• **What is needed**: Identify the lines that contain the string "JSON", then copy each of them.

-- Source material start --

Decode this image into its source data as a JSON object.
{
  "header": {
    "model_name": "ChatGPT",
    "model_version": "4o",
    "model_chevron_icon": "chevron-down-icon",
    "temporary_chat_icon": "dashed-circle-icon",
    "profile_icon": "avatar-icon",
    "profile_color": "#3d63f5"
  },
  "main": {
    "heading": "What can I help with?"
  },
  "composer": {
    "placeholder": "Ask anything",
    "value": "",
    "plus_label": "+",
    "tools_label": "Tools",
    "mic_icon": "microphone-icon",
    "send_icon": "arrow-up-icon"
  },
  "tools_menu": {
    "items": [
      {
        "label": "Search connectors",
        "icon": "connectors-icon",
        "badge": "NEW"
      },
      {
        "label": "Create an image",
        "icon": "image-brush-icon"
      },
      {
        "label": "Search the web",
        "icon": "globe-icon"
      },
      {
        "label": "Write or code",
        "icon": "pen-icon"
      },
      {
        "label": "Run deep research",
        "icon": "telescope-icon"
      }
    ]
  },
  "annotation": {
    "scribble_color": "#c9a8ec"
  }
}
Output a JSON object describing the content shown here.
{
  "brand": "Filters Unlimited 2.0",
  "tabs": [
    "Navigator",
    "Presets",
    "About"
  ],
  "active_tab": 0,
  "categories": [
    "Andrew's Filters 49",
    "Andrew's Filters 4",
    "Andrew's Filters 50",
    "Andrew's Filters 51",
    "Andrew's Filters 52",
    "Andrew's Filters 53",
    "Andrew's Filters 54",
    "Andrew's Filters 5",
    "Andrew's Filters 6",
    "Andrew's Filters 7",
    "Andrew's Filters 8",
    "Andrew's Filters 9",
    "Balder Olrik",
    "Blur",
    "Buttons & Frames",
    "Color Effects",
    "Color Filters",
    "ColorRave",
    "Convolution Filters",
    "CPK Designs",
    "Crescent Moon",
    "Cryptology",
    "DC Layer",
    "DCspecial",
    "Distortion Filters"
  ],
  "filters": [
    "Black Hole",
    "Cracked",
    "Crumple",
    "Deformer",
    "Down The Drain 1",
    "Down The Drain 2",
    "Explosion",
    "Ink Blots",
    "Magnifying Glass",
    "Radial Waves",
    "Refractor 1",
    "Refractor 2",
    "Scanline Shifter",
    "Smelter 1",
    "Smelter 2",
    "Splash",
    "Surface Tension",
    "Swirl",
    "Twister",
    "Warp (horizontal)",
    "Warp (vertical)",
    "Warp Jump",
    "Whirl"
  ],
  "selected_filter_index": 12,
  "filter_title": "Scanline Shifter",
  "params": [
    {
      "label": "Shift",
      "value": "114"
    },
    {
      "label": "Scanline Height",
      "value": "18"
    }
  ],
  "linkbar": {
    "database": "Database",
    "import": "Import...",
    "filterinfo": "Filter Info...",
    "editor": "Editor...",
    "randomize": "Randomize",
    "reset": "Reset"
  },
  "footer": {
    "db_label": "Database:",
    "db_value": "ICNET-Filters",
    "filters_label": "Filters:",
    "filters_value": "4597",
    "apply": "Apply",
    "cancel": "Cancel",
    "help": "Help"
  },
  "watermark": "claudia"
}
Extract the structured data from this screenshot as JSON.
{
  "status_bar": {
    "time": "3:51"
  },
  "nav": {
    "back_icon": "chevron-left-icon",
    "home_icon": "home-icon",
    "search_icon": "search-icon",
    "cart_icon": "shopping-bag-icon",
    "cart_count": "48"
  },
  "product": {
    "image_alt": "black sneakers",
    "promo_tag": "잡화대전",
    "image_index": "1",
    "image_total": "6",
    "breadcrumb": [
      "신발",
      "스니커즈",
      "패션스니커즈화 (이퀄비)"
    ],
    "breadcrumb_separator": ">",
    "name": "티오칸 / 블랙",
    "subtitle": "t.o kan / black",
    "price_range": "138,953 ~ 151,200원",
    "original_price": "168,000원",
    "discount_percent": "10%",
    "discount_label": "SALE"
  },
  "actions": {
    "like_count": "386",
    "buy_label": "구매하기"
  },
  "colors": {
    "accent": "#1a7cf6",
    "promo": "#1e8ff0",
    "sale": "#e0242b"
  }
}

-- Source material end --
-- Source material start --

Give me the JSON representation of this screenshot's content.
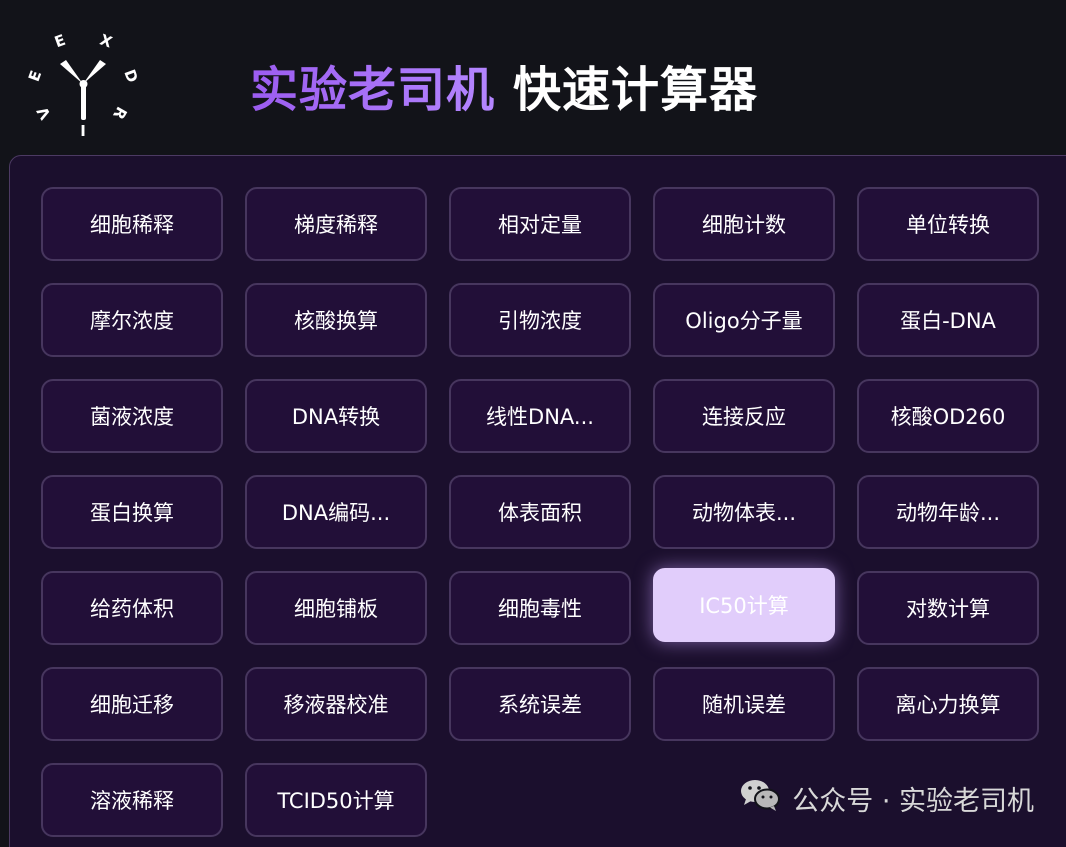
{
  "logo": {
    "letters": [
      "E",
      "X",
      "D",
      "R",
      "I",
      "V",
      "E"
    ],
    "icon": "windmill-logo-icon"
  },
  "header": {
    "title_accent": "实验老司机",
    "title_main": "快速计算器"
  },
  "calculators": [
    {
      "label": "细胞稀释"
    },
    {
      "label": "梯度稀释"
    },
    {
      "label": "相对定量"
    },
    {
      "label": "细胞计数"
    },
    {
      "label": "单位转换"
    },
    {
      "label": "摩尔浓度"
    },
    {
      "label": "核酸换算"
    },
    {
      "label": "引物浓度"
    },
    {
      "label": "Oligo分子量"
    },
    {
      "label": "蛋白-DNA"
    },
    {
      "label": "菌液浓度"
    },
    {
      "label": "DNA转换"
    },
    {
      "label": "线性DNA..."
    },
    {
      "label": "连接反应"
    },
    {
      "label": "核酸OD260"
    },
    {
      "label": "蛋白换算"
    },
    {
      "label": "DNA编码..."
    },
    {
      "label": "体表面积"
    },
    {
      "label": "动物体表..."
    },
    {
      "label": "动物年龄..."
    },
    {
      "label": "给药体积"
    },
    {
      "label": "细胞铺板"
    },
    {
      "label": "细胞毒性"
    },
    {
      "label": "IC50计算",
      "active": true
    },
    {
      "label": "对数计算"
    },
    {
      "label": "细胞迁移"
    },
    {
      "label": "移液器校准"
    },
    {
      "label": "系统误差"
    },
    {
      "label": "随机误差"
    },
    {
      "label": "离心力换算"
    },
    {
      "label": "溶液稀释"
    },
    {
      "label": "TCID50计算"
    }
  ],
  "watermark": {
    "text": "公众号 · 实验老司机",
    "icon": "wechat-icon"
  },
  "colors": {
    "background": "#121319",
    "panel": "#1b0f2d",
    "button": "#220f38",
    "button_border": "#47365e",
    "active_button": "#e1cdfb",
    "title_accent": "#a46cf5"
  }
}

-- Source material end --
-- Source material start --

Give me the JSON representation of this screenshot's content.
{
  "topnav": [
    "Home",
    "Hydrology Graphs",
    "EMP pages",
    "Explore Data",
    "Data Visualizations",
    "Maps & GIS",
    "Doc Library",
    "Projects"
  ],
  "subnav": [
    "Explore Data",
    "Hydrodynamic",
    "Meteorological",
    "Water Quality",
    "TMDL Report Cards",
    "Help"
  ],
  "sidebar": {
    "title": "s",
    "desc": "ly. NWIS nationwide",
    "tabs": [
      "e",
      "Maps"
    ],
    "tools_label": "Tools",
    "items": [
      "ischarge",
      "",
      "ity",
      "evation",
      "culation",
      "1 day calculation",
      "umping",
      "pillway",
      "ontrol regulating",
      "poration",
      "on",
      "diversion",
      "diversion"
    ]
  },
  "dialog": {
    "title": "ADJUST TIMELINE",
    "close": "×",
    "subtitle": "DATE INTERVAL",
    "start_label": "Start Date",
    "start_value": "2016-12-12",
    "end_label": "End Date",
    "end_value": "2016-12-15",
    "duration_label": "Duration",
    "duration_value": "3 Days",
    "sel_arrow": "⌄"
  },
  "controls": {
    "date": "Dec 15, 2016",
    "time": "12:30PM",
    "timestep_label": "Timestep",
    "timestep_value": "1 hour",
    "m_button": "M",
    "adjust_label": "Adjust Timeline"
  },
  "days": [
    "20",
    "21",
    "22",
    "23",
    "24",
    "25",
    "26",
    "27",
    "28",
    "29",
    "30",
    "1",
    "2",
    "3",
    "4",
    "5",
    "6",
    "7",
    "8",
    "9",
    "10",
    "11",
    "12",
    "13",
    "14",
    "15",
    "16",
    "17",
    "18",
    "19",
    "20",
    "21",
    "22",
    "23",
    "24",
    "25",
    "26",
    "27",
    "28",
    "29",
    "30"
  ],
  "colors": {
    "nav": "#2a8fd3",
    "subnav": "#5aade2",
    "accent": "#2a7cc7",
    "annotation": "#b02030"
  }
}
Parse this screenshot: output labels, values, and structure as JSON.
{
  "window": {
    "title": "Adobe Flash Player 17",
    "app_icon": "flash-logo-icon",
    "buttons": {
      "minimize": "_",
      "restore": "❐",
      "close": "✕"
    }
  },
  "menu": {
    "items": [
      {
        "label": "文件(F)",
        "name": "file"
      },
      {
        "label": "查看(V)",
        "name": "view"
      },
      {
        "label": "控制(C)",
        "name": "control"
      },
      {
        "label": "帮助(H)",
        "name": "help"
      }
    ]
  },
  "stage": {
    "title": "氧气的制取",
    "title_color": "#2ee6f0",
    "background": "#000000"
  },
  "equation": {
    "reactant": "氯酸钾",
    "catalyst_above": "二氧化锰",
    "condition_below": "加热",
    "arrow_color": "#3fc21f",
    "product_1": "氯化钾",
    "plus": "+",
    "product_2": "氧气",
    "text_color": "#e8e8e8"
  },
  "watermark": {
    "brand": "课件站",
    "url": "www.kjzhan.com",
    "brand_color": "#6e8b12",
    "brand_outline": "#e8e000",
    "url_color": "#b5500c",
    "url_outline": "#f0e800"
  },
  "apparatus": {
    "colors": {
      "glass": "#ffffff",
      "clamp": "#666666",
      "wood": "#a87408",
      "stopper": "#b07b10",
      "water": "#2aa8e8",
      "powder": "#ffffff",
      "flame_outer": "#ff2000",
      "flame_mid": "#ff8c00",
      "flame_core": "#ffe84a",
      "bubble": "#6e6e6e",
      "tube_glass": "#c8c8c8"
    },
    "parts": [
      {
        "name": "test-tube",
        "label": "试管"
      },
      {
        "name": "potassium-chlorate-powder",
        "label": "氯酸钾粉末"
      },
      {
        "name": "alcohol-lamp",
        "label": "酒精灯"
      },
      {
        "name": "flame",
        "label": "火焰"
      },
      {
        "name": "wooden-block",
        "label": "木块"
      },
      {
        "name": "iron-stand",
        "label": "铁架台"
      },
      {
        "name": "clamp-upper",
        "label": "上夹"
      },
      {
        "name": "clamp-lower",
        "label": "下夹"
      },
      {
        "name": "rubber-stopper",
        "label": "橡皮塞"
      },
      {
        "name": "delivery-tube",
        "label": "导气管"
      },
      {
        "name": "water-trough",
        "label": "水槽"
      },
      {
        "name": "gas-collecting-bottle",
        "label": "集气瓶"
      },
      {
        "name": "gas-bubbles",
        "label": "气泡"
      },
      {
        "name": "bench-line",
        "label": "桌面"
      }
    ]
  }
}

-- Source material end --

• **Correct output**:
Decode this image into its source data as a JSON object.
Output a JSON object describing the content shown here.
Extract the structured data from this screenshot as JSON.
Give me the JSON representation of this screenshot's content.
Give me the JSON representation of this screenshot's content.
Parse this screenshot: output labels, values, and structure as JSON.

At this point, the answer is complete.